▸ Given request: Say how many lines hold the string "heading", and nothing more.

[Stored data]
********************

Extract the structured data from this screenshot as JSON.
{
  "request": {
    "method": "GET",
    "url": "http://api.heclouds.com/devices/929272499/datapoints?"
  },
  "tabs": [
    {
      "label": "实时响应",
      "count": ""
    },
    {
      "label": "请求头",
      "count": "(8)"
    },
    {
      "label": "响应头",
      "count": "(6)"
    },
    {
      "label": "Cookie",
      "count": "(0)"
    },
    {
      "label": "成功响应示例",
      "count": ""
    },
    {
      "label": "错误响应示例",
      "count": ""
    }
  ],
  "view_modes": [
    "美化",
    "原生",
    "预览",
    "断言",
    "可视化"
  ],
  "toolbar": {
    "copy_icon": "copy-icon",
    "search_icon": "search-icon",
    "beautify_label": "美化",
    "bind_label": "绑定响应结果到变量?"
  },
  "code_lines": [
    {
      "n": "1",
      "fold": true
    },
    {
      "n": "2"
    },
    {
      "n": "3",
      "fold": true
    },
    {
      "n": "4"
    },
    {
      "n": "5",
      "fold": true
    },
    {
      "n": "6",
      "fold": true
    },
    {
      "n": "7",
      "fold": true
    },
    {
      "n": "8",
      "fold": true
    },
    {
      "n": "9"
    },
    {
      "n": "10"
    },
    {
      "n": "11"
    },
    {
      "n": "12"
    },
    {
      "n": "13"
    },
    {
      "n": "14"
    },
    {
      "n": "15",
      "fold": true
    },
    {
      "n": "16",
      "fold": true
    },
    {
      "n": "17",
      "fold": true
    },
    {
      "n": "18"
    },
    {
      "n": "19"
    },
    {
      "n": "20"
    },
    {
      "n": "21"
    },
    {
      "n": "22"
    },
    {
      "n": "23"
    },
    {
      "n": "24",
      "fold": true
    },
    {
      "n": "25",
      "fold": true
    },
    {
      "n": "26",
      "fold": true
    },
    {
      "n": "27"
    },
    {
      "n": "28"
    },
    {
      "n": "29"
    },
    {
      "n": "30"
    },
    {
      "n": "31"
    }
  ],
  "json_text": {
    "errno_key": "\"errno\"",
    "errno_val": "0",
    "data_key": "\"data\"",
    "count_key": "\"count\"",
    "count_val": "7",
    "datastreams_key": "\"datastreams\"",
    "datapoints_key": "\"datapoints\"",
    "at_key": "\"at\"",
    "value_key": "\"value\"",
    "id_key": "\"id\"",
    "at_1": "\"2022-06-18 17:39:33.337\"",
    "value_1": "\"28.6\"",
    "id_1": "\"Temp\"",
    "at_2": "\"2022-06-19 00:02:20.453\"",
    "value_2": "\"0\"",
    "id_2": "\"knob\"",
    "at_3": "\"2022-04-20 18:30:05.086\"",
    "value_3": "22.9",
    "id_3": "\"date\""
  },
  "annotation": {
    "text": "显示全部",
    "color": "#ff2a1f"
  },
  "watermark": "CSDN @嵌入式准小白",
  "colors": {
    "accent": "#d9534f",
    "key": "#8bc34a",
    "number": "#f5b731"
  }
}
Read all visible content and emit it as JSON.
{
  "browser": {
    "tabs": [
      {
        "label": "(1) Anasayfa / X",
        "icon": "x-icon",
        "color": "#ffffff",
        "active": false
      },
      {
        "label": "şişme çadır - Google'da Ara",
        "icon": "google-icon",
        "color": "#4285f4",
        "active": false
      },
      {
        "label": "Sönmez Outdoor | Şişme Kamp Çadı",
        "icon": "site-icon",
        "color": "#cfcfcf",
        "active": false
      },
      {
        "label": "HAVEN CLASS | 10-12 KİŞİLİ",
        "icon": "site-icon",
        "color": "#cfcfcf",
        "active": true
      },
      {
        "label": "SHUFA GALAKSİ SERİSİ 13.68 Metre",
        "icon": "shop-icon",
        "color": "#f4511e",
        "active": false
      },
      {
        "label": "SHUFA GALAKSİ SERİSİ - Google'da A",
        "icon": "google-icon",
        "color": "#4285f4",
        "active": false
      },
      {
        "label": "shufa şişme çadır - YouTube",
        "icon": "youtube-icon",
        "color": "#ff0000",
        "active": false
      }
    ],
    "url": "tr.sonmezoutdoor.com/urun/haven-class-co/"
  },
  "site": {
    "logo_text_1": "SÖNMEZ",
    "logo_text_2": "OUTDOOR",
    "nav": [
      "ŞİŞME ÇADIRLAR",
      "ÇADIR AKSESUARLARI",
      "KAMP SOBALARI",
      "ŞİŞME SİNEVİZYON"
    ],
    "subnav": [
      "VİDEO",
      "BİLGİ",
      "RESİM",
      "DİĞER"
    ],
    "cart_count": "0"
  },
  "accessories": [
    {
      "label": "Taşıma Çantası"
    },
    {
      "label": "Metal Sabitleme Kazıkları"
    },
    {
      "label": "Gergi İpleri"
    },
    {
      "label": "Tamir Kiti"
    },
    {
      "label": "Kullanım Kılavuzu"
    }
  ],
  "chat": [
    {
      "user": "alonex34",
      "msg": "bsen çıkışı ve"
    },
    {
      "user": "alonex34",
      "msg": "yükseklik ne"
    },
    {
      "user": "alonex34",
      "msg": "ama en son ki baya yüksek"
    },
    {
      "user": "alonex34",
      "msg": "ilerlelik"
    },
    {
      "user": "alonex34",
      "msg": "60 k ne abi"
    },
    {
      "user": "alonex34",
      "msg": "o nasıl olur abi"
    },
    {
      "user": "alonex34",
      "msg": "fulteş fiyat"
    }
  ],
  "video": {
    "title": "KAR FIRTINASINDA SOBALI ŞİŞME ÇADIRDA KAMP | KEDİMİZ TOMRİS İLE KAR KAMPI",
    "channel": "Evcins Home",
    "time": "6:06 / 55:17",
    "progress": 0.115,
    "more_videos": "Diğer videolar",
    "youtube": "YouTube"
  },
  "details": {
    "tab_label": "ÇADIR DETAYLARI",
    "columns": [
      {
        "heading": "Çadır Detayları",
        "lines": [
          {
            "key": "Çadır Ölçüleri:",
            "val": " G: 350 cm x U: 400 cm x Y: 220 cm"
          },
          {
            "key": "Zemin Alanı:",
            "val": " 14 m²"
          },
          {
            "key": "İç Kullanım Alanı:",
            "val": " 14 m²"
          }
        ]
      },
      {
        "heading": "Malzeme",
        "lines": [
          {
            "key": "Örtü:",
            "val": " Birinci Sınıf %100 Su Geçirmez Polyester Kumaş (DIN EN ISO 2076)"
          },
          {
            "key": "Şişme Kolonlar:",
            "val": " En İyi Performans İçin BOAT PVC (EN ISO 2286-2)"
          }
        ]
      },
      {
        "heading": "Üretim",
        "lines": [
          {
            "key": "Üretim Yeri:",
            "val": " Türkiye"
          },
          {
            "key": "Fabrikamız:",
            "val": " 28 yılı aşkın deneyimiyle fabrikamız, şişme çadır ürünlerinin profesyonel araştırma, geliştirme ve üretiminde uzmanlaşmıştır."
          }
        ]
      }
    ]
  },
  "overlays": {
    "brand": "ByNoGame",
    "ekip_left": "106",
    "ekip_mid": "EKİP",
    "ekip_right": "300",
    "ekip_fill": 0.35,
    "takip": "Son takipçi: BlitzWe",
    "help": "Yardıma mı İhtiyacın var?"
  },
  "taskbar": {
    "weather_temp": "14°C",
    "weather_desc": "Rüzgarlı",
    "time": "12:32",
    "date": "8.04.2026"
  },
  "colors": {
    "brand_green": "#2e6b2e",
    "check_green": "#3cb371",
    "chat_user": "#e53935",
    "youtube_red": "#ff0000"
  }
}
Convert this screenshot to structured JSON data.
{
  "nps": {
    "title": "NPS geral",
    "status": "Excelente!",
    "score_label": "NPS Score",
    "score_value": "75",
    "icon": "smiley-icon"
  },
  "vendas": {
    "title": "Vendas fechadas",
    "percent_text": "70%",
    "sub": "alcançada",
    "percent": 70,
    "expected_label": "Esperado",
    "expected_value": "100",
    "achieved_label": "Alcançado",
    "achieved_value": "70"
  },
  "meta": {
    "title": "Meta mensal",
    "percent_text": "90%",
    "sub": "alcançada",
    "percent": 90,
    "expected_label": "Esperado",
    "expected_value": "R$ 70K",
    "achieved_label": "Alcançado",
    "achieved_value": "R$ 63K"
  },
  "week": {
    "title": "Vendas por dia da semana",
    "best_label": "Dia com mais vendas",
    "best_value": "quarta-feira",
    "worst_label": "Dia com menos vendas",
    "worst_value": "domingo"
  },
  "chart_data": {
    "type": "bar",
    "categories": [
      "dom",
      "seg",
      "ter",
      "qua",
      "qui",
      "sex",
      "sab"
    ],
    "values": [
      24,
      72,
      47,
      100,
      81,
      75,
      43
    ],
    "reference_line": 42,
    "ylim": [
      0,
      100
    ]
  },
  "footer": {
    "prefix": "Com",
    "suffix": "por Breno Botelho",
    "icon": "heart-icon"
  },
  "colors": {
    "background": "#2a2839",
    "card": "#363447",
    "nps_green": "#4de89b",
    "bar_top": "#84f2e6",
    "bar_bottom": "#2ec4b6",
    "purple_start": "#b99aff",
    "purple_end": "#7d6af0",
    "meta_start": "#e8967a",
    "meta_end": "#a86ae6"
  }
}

********************

▸ Correct output: 3